(Data excerpts)
+--
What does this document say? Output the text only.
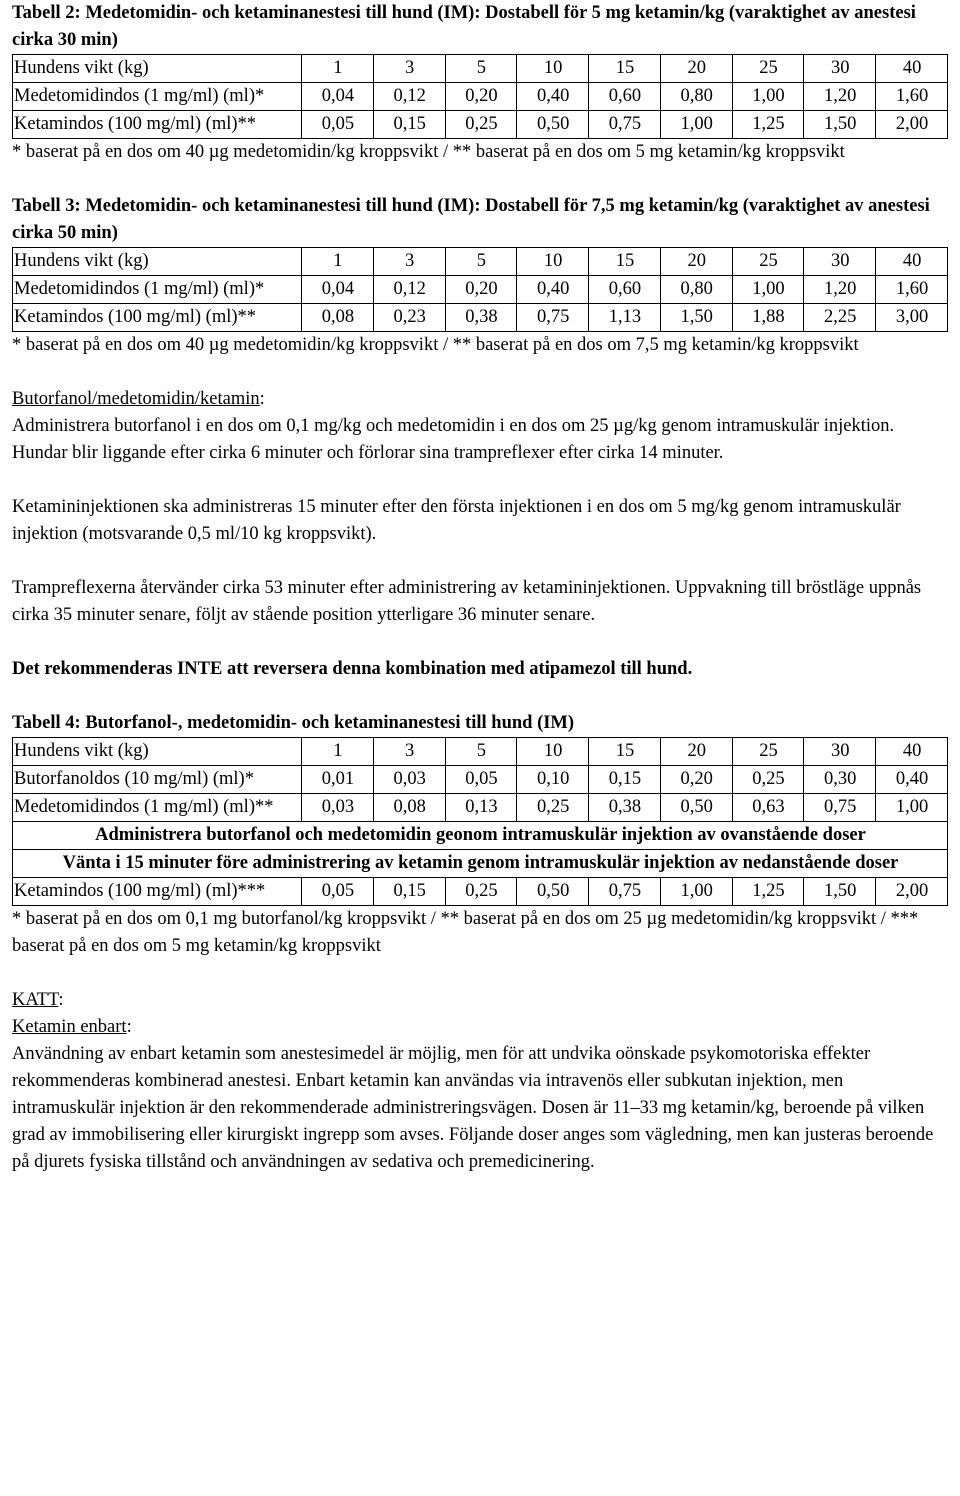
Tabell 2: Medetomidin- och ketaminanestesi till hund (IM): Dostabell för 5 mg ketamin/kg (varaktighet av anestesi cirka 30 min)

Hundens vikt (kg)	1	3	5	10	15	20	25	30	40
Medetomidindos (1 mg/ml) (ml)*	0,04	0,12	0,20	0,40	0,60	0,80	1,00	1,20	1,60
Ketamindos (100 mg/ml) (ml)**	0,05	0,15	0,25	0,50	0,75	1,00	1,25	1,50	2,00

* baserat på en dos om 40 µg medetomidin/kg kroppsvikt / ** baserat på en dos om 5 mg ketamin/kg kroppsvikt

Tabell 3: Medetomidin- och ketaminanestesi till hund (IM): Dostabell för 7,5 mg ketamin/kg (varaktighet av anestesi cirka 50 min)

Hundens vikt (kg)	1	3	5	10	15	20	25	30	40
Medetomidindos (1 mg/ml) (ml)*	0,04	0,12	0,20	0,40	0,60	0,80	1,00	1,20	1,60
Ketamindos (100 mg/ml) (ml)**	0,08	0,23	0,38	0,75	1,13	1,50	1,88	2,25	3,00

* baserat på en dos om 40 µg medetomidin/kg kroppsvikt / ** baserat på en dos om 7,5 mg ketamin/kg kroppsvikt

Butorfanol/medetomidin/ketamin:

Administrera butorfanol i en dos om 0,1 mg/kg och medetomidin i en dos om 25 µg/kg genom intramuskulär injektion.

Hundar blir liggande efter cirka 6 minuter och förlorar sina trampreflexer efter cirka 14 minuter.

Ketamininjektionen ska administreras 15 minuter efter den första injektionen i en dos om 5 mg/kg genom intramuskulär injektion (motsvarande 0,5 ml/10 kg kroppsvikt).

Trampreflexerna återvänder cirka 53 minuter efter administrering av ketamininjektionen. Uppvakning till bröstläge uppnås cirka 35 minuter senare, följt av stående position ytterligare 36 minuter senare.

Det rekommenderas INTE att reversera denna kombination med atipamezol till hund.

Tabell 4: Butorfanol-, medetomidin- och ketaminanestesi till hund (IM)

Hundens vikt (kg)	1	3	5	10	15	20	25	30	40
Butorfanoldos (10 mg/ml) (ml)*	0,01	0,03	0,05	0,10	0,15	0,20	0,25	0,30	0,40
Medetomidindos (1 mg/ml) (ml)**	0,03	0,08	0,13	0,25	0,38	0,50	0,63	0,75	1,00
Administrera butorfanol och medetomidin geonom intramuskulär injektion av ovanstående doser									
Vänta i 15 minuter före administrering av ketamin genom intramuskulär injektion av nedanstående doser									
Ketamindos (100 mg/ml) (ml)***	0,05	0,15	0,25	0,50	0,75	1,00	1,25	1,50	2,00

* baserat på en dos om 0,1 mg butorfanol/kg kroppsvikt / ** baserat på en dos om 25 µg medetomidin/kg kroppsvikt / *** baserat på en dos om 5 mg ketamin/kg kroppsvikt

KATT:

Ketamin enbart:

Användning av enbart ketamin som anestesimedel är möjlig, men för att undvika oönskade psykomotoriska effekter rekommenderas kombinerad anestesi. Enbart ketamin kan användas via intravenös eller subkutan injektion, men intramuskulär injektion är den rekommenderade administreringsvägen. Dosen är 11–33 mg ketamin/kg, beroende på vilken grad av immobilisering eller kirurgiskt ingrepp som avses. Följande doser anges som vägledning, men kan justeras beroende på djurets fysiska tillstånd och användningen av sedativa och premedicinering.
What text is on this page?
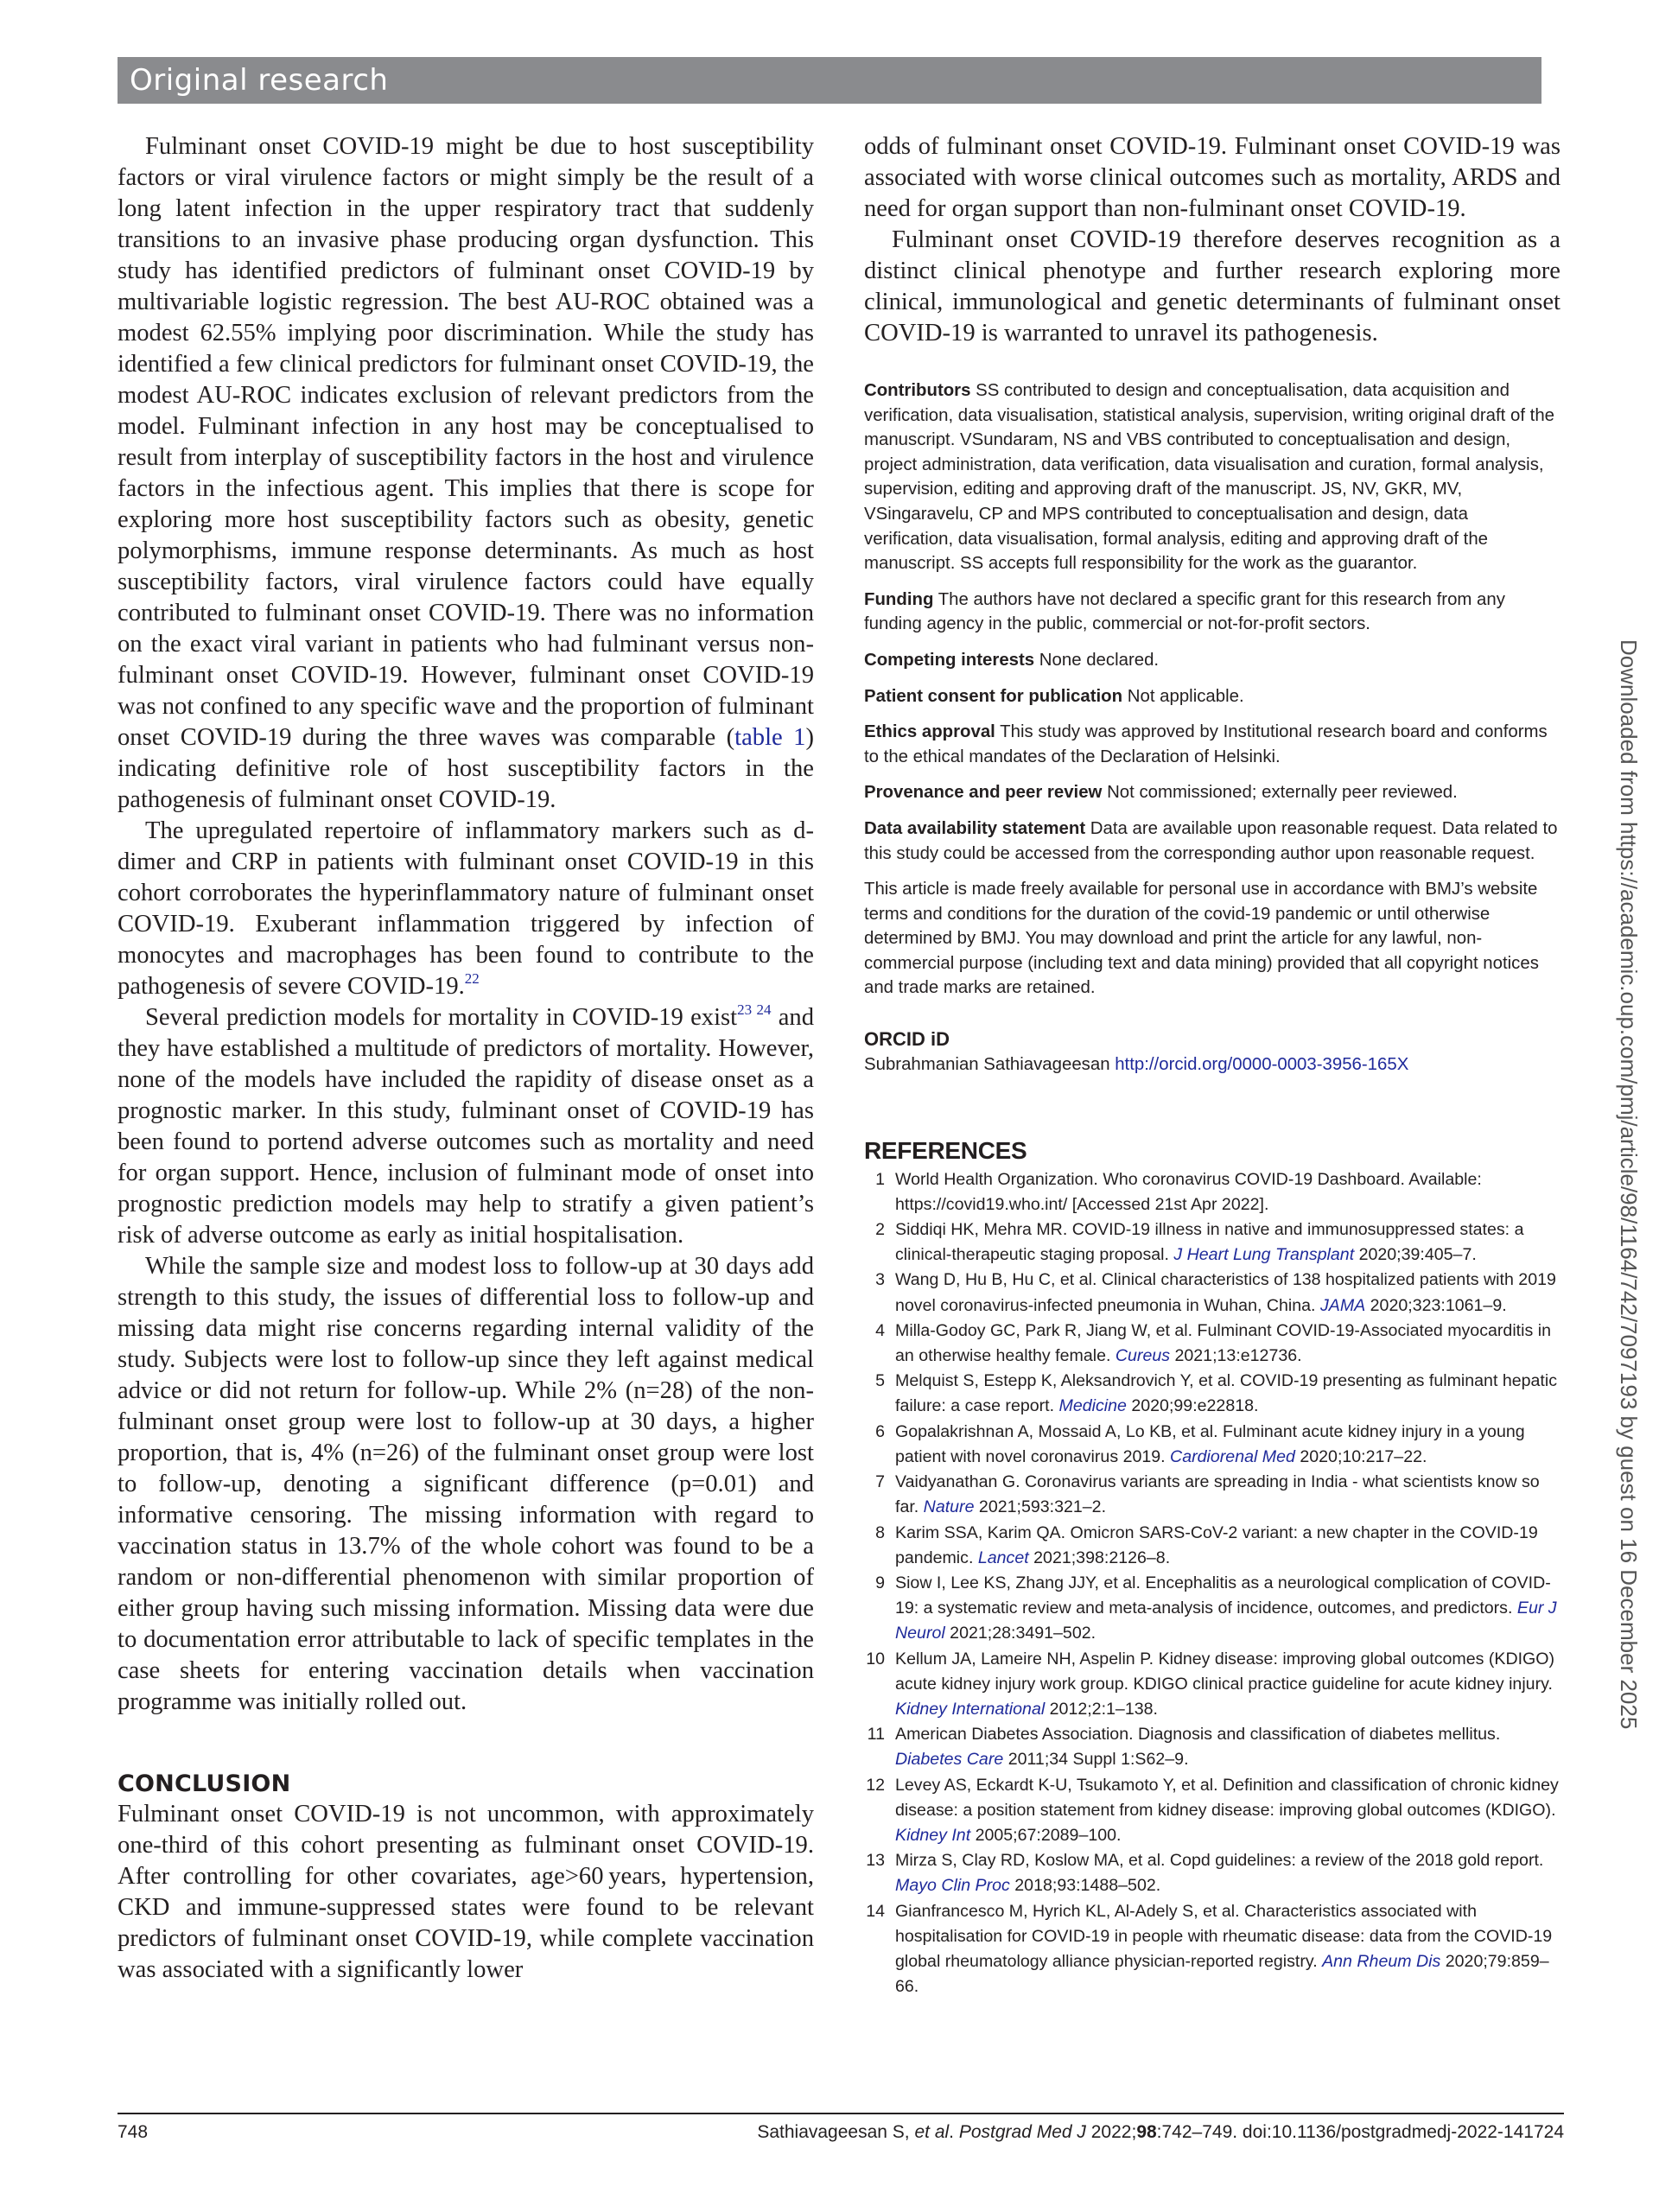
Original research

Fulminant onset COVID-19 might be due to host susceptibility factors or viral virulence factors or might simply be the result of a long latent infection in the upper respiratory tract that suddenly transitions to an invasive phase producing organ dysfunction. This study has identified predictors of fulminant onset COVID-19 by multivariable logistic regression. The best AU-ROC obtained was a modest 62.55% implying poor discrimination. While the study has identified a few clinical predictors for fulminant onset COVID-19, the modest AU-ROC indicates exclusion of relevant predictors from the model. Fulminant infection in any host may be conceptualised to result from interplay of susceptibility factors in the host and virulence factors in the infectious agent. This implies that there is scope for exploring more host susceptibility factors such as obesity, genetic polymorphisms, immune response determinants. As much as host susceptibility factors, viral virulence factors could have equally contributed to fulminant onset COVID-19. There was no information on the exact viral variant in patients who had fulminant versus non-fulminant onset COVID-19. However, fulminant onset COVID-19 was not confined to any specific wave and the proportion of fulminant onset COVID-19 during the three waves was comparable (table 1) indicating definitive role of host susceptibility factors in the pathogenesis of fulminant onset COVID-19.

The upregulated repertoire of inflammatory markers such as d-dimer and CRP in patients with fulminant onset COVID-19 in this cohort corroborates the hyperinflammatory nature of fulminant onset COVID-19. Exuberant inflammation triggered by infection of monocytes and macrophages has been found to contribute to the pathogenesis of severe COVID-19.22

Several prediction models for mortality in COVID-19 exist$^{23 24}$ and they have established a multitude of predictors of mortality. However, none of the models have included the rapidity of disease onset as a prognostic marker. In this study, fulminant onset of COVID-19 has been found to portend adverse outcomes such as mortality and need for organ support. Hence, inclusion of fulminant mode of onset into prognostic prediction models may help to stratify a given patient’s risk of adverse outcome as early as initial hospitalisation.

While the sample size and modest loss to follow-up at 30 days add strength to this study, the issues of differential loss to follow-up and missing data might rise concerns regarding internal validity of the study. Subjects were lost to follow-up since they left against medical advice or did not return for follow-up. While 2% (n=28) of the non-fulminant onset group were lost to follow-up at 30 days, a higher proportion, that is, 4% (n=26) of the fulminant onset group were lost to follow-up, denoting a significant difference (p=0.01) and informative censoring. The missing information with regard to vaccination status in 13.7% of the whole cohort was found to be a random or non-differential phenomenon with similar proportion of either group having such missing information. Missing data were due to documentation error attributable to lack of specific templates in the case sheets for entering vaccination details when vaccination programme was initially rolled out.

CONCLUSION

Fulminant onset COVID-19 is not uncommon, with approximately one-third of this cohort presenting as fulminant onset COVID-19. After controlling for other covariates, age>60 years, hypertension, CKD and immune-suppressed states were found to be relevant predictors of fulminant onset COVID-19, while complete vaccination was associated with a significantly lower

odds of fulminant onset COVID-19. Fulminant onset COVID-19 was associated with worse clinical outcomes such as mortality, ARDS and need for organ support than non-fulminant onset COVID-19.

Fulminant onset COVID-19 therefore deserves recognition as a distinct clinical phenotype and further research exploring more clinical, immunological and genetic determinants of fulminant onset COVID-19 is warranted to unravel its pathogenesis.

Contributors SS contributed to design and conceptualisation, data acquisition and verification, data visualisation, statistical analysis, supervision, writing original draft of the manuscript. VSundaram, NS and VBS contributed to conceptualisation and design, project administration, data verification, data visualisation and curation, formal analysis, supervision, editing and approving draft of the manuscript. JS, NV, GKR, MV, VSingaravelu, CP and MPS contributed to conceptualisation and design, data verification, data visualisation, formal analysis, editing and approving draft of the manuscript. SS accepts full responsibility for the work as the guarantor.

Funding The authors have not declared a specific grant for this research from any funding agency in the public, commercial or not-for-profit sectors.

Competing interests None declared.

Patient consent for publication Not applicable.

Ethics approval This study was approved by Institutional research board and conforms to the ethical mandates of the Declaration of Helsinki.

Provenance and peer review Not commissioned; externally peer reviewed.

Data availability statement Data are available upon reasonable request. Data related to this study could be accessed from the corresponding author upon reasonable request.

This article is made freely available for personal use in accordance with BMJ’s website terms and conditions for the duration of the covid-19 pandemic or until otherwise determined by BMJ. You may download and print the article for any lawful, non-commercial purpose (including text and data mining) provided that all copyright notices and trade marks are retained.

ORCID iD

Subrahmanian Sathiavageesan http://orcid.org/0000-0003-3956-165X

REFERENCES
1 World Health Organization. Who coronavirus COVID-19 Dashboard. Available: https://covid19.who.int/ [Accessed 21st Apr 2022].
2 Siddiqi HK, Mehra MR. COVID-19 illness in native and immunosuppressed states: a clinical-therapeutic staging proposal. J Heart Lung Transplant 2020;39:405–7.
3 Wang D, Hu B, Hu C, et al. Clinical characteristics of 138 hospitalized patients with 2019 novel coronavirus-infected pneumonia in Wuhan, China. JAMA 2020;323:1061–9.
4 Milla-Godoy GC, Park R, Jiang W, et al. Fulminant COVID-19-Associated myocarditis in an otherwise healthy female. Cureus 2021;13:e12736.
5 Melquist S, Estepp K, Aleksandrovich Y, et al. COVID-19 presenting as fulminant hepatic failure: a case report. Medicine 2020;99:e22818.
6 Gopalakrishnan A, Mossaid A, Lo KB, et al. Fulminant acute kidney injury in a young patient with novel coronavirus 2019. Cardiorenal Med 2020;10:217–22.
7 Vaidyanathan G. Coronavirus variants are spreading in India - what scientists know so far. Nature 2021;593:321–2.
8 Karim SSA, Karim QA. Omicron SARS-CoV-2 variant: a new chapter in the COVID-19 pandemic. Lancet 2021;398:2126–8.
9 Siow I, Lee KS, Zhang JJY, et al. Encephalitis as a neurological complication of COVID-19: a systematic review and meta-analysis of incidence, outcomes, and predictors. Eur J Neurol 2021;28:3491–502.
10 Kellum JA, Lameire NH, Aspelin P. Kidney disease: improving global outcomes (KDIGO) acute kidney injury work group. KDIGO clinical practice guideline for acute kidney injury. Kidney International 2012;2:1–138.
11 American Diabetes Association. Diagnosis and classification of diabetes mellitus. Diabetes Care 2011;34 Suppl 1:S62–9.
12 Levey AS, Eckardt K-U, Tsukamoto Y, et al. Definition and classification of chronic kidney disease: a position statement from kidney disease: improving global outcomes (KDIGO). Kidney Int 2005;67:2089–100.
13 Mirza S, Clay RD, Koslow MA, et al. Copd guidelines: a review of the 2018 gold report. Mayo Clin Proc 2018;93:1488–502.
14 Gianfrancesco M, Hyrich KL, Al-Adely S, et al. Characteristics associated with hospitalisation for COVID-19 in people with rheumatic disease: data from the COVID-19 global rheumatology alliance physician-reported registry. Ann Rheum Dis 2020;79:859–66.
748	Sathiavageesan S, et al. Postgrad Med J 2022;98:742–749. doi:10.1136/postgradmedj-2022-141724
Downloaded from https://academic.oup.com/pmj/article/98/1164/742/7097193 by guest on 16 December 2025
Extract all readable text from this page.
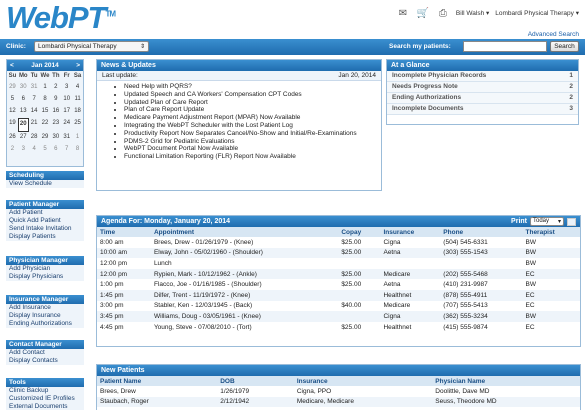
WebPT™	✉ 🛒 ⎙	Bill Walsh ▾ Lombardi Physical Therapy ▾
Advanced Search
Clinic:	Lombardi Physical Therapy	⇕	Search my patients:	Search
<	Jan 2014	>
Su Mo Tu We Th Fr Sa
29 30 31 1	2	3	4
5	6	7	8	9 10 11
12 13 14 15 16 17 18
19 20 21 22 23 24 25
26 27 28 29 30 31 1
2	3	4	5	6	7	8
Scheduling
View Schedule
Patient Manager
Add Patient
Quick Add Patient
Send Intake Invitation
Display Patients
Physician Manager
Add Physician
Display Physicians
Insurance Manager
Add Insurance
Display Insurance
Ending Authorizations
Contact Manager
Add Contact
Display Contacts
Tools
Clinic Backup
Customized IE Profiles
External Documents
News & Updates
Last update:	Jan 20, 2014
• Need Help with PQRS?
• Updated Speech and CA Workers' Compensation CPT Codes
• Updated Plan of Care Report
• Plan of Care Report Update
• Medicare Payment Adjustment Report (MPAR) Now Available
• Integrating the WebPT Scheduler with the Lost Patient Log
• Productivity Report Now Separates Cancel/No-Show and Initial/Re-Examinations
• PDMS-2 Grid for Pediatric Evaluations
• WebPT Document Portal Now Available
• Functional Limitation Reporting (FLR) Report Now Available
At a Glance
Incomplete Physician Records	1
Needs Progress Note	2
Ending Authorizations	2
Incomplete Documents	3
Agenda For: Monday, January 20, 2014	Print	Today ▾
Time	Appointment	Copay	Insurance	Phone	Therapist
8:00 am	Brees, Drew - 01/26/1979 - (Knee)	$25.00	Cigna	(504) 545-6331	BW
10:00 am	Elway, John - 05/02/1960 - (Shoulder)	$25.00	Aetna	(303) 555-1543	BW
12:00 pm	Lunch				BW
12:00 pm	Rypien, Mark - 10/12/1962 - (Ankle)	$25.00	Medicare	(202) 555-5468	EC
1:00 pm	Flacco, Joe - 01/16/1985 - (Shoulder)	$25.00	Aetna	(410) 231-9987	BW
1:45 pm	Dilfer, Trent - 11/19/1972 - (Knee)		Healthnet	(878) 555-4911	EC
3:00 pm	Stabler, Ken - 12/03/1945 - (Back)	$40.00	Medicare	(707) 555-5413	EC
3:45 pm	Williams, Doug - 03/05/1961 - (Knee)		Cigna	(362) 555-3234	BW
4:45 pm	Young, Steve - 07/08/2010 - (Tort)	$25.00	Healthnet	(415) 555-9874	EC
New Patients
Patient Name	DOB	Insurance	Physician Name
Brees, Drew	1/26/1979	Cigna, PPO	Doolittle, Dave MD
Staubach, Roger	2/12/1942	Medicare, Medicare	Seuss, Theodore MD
+--
A single number is the answer here: how many lines above carry the string "otherwise"?

2